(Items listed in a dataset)
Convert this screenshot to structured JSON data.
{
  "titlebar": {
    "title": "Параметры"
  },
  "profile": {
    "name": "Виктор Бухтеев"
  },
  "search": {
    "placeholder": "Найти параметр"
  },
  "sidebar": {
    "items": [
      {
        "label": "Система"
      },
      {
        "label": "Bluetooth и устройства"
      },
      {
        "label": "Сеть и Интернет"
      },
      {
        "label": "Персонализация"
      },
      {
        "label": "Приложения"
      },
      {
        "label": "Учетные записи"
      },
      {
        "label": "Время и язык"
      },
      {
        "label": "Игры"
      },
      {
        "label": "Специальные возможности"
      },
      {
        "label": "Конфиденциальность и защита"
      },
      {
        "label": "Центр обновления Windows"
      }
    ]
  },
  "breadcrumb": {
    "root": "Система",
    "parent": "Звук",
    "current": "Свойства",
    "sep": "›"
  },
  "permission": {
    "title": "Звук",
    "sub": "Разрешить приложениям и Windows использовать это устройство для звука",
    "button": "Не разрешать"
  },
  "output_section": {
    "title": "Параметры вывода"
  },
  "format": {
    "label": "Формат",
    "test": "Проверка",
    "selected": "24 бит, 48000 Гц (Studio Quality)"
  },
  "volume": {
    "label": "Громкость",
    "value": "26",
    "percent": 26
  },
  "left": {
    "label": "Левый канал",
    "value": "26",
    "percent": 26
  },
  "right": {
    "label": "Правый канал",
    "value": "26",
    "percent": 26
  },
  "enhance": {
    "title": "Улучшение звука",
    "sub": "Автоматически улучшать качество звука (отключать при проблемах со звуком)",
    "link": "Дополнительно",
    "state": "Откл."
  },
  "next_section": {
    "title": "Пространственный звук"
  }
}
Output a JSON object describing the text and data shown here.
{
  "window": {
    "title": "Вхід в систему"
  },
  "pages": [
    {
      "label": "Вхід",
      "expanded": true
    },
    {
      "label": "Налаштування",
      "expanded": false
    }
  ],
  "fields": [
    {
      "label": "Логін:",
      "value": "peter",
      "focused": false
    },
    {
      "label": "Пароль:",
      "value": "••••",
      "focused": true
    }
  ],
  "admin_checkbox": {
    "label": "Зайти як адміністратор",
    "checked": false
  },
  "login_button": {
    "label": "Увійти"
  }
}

● **REQUIREMENT**
From the records above, pull out each line that has "false".

● **FULL OUTPUT**
      "expanded": false
      "focused": false
    "checked": false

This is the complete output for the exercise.